Exercise details
Read the material below. Count the lines containing "Constitución" and give that count alone.

Data section

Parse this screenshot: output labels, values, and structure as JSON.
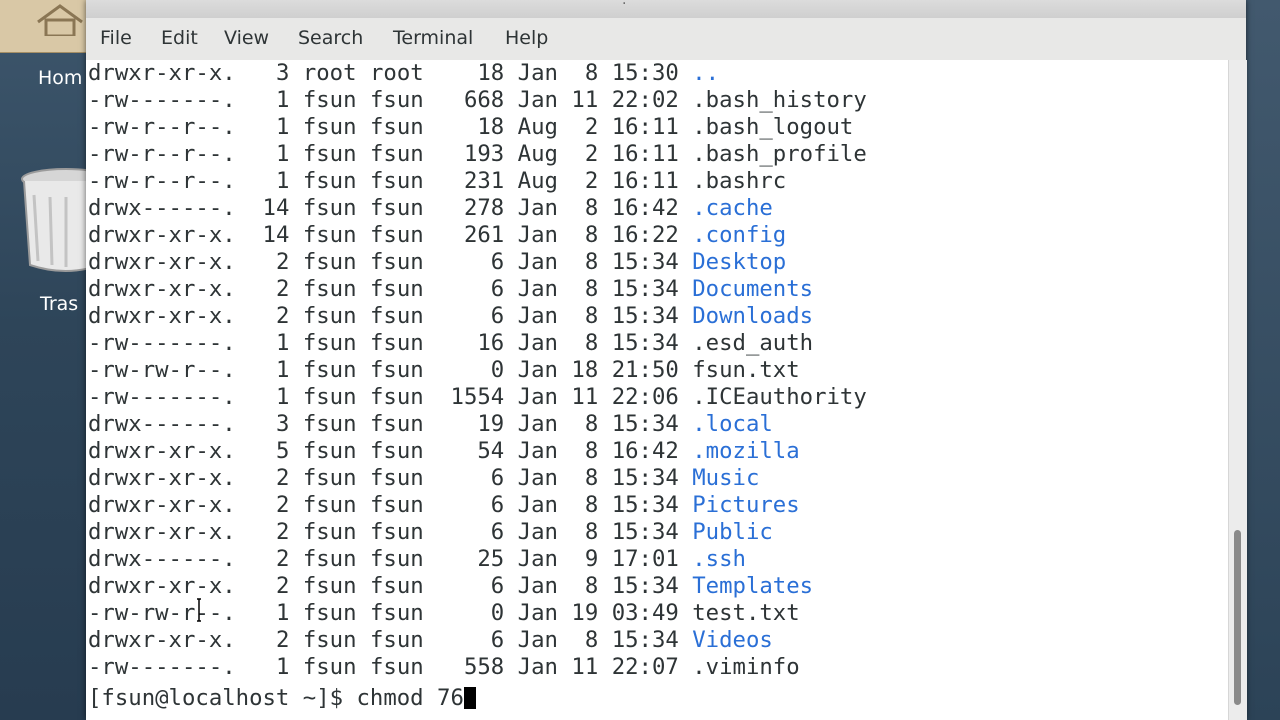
{
  "desktop": {
    "home_label": "Hom",
    "trash_label": "Tras"
  },
  "window": {
    "title_partial": "·"
  },
  "menu": {
    "items": [
      "File",
      "Edit",
      "View",
      "Search",
      "Terminal",
      "Help"
    ]
  },
  "listing": [
    {
      "perms": "drwxr-xr-x.",
      "links": "3",
      "owner": "root",
      "group": "root",
      "size": "18",
      "month": "Jan",
      "day": "8",
      "time": "15:30",
      "name": "..",
      "dir": true
    },
    {
      "perms": "-rw-------.",
      "links": "1",
      "owner": "fsun",
      "group": "fsun",
      "size": "668",
      "month": "Jan",
      "day": "11",
      "time": "22:02",
      "name": ".bash_history",
      "dir": false
    },
    {
      "perms": "-rw-r--r--.",
      "links": "1",
      "owner": "fsun",
      "group": "fsun",
      "size": "18",
      "month": "Aug",
      "day": "2",
      "time": "16:11",
      "name": ".bash_logout",
      "dir": false
    },
    {
      "perms": "-rw-r--r--.",
      "links": "1",
      "owner": "fsun",
      "group": "fsun",
      "size": "193",
      "month": "Aug",
      "day": "2",
      "time": "16:11",
      "name": ".bash_profile",
      "dir": false
    },
    {
      "perms": "-rw-r--r--.",
      "links": "1",
      "owner": "fsun",
      "group": "fsun",
      "size": "231",
      "month": "Aug",
      "day": "2",
      "time": "16:11",
      "name": ".bashrc",
      "dir": false
    },
    {
      "perms": "drwx------.",
      "links": "14",
      "owner": "fsun",
      "group": "fsun",
      "size": "278",
      "month": "Jan",
      "day": "8",
      "time": "16:42",
      "name": ".cache",
      "dir": true
    },
    {
      "perms": "drwxr-xr-x.",
      "links": "14",
      "owner": "fsun",
      "group": "fsun",
      "size": "261",
      "month": "Jan",
      "day": "8",
      "time": "16:22",
      "name": ".config",
      "dir": true
    },
    {
      "perms": "drwxr-xr-x.",
      "links": "2",
      "owner": "fsun",
      "group": "fsun",
      "size": "6",
      "month": "Jan",
      "day": "8",
      "time": "15:34",
      "name": "Desktop",
      "dir": true
    },
    {
      "perms": "drwxr-xr-x.",
      "links": "2",
      "owner": "fsun",
      "group": "fsun",
      "size": "6",
      "month": "Jan",
      "day": "8",
      "time": "15:34",
      "name": "Documents",
      "dir": true
    },
    {
      "perms": "drwxr-xr-x.",
      "links": "2",
      "owner": "fsun",
      "group": "fsun",
      "size": "6",
      "month": "Jan",
      "day": "8",
      "time": "15:34",
      "name": "Downloads",
      "dir": true
    },
    {
      "perms": "-rw-------.",
      "links": "1",
      "owner": "fsun",
      "group": "fsun",
      "size": "16",
      "month": "Jan",
      "day": "8",
      "time": "15:34",
      "name": ".esd_auth",
      "dir": false
    },
    {
      "perms": "-rw-rw-r--.",
      "links": "1",
      "owner": "fsun",
      "group": "fsun",
      "size": "0",
      "month": "Jan",
      "day": "18",
      "time": "21:50",
      "name": "fsun.txt",
      "dir": false
    },
    {
      "perms": "-rw-------.",
      "links": "1",
      "owner": "fsun",
      "group": "fsun",
      "size": "1554",
      "month": "Jan",
      "day": "11",
      "time": "22:06",
      "name": ".ICEauthority",
      "dir": false
    },
    {
      "perms": "drwx------.",
      "links": "3",
      "owner": "fsun",
      "group": "fsun",
      "size": "19",
      "month": "Jan",
      "day": "8",
      "time": "15:34",
      "name": ".local",
      "dir": true
    },
    {
      "perms": "drwxr-xr-x.",
      "links": "5",
      "owner": "fsun",
      "group": "fsun",
      "size": "54",
      "month": "Jan",
      "day": "8",
      "time": "16:42",
      "name": ".mozilla",
      "dir": true
    },
    {
      "perms": "drwxr-xr-x.",
      "links": "2",
      "owner": "fsun",
      "group": "fsun",
      "size": "6",
      "month": "Jan",
      "day": "8",
      "time": "15:34",
      "name": "Music",
      "dir": true
    },
    {
      "perms": "drwxr-xr-x.",
      "links": "2",
      "owner": "fsun",
      "group": "fsun",
      "size": "6",
      "month": "Jan",
      "day": "8",
      "time": "15:34",
      "name": "Pictures",
      "dir": true
    },
    {
      "perms": "drwxr-xr-x.",
      "links": "2",
      "owner": "fsun",
      "group": "fsun",
      "size": "6",
      "month": "Jan",
      "day": "8",
      "time": "15:34",
      "name": "Public",
      "dir": true
    },
    {
      "perms": "drwx------.",
      "links": "2",
      "owner": "fsun",
      "group": "fsun",
      "size": "25",
      "month": "Jan",
      "day": "9",
      "time": "17:01",
      "name": ".ssh",
      "dir": true
    },
    {
      "perms": "drwxr-xr-x.",
      "links": "2",
      "owner": "fsun",
      "group": "fsun",
      "size": "6",
      "month": "Jan",
      "day": "8",
      "time": "15:34",
      "name": "Templates",
      "dir": true
    },
    {
      "perms": "-rw-rw-r--.",
      "links": "1",
      "owner": "fsun",
      "group": "fsun",
      "size": "0",
      "month": "Jan",
      "day": "19",
      "time": "03:49",
      "name": "test.txt",
      "dir": false
    },
    {
      "perms": "drwxr-xr-x.",
      "links": "2",
      "owner": "fsun",
      "group": "fsun",
      "size": "6",
      "month": "Jan",
      "day": "8",
      "time": "15:34",
      "name": "Videos",
      "dir": true
    },
    {
      "perms": "-rw-------.",
      "links": "1",
      "owner": "fsun",
      "group": "fsun",
      "size": "558",
      "month": "Jan",
      "day": "11",
      "time": "22:07",
      "name": ".viminfo",
      "dir": false
    }
  ],
  "prompt": {
    "text": "[fsun@localhost ~]$ ",
    "command": "chmod 76"
  },
  "colors": {
    "directory": "#2a6fd6",
    "text": "#2e3436",
    "background": "#ffffff"
  }
}
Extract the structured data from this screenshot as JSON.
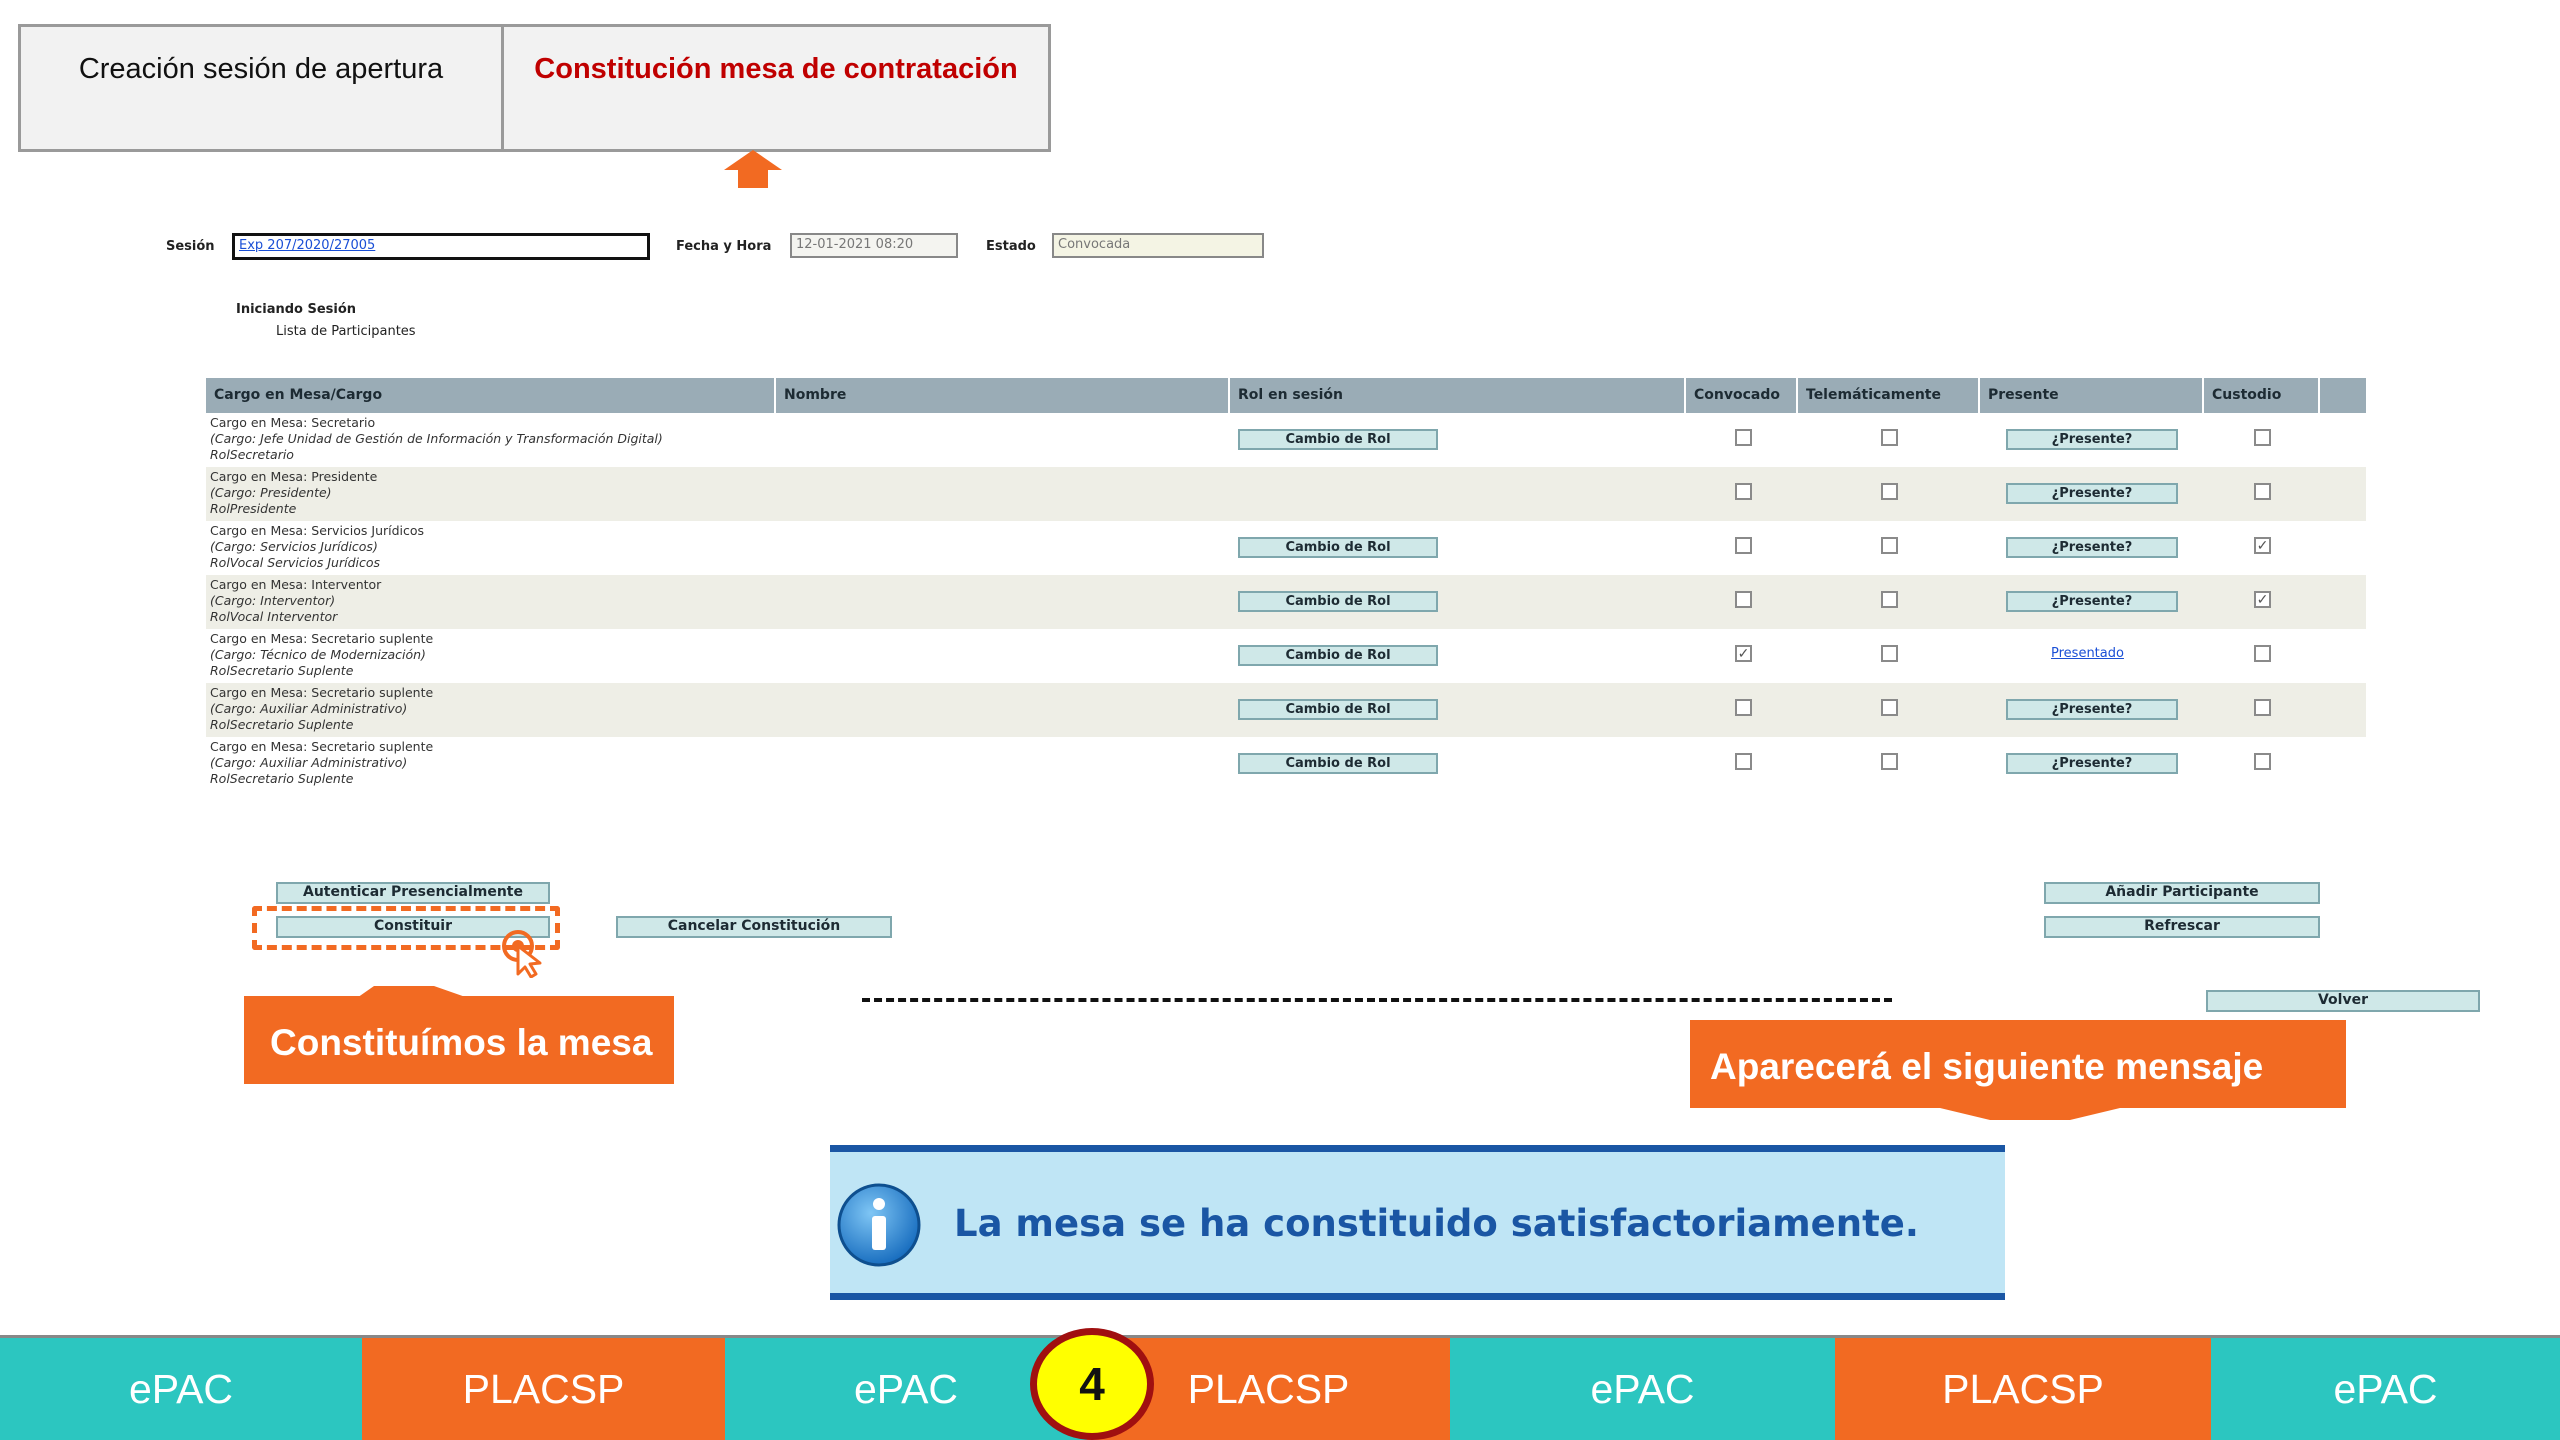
{
  "top_tabs": [
    {
      "label": "Creación sesión de apertura",
      "active": false
    },
    {
      "label": "Constitución mesa de contratación",
      "active": true
    }
  ],
  "form": {
    "session_label": "Sesión",
    "session_value": "Exp 207/2020/27005",
    "date_label": "Fecha y Hora",
    "date_value": "12-01-2021 08:20",
    "status_label": "Estado",
    "status_value": "Convocada"
  },
  "section": {
    "title": "Iniciando Sesión",
    "subtitle": "Lista de Participantes"
  },
  "table": {
    "headers": [
      "Cargo en Mesa/Cargo",
      "Nombre",
      "Rol en sesión",
      "Convocado",
      "Telemáticamente",
      "Presente",
      "Custodio"
    ],
    "rows": [
      {
        "line1": "Cargo en Mesa: Secretario",
        "line2": "(Cargo: Jefe Unidad de Gestión de Información y Transformación Digital)",
        "line3": "RolSecretario",
        "rol_button": "Cambio de Rol",
        "convocado": false,
        "telematicamente": false,
        "presente": "¿Presente?",
        "presente_is_link": false,
        "custodio": false
      },
      {
        "line1": "Cargo en Mesa: Presidente",
        "line2": "(Cargo: Presidente)",
        "line3": "RolPresidente",
        "rol_button": "",
        "convocado": false,
        "telematicamente": false,
        "presente": "¿Presente?",
        "presente_is_link": false,
        "custodio": false
      },
      {
        "line1": "Cargo en Mesa: Servicios Jurídicos",
        "line2": "(Cargo: Servicios Jurídicos)",
        "line3": "RolVocal Servicios Jurídicos",
        "rol_button": "Cambio de Rol",
        "convocado": false,
        "telematicamente": false,
        "presente": "¿Presente?",
        "presente_is_link": false,
        "custodio": true
      },
      {
        "line1": "Cargo en Mesa: Interventor",
        "line2": "(Cargo: Interventor)",
        "line3": "RolVocal Interventor",
        "rol_button": "Cambio de Rol",
        "convocado": false,
        "telematicamente": false,
        "presente": "¿Presente?",
        "presente_is_link": false,
        "custodio": true
      },
      {
        "line1": "Cargo en Mesa: Secretario suplente",
        "line2": "(Cargo: Técnico de Modernización)",
        "line3": "RolSecretario Suplente",
        "rol_button": "Cambio de Rol",
        "convocado": true,
        "telematicamente": false,
        "presente": "Presentado",
        "presente_is_link": true,
        "custodio": false
      },
      {
        "line1": "Cargo en Mesa: Secretario suplente",
        "line2": "(Cargo: Auxiliar Administrativo)",
        "line3": "RolSecretario Suplente",
        "rol_button": "Cambio de Rol",
        "convocado": false,
        "telematicamente": false,
        "presente": "¿Presente?",
        "presente_is_link": false,
        "custodio": false
      },
      {
        "line1": "Cargo en Mesa: Secretario suplente",
        "line2": "(Cargo: Auxiliar Administrativo)",
        "line3": "RolSecretario Suplente",
        "rol_button": "Cambio de Rol",
        "convocado": false,
        "telematicamente": false,
        "presente": "¿Presente?",
        "presente_is_link": false,
        "custodio": false
      }
    ]
  },
  "actions": {
    "autenticar": "Autenticar Presencialmente",
    "constituir": "Constituir",
    "cancelar": "Cancelar Constitución",
    "anadir": "Añadir Participante",
    "refrescar": "Refrescar",
    "volver": "Volver"
  },
  "callouts": {
    "left": "Constituímos la mesa",
    "right": "Aparecerá el siguiente mensaje"
  },
  "message": {
    "text": "La mesa se ha constituido satisfactoriamente.",
    "icon": "info-icon"
  },
  "bottom_band": {
    "step_number": "4",
    "segments": [
      "ePAC",
      "PLACSP",
      "ePAC",
      "PLACSP",
      "ePAC",
      "PLACSP",
      "ePAC"
    ]
  },
  "colors": {
    "accent_orange": "#f26a22",
    "teal": "#2cc6c0",
    "tab_active_text": "#c00000",
    "table_header": "#9aacb6",
    "message_bg": "#bfe5f5",
    "message_border": "#1a56a4",
    "step_badge_fill": "#ffff00",
    "step_badge_border": "#a01010"
  }
}
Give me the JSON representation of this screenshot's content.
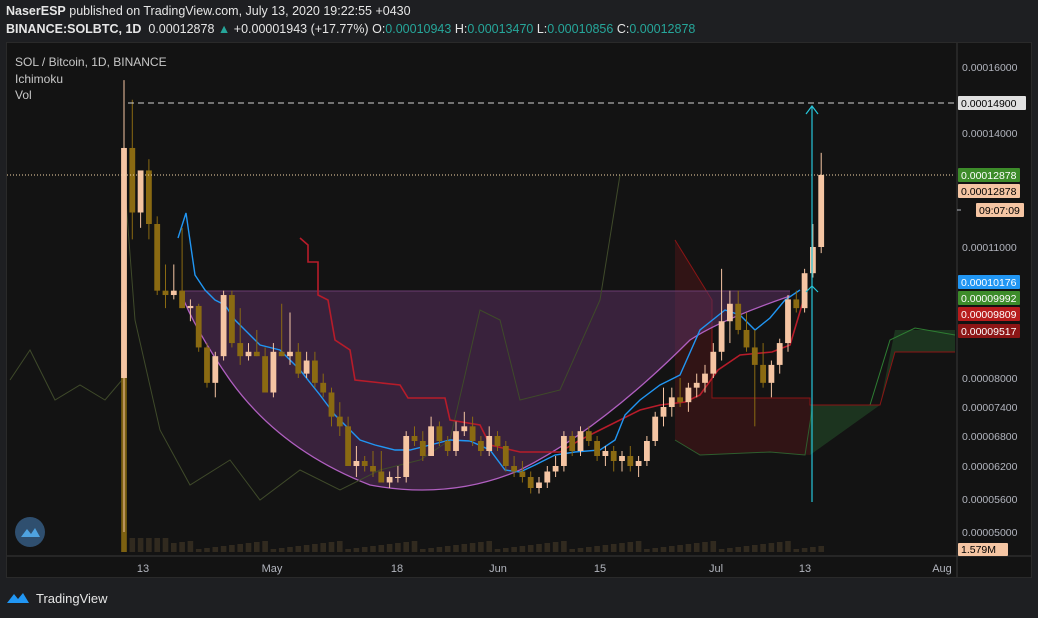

Written answer
2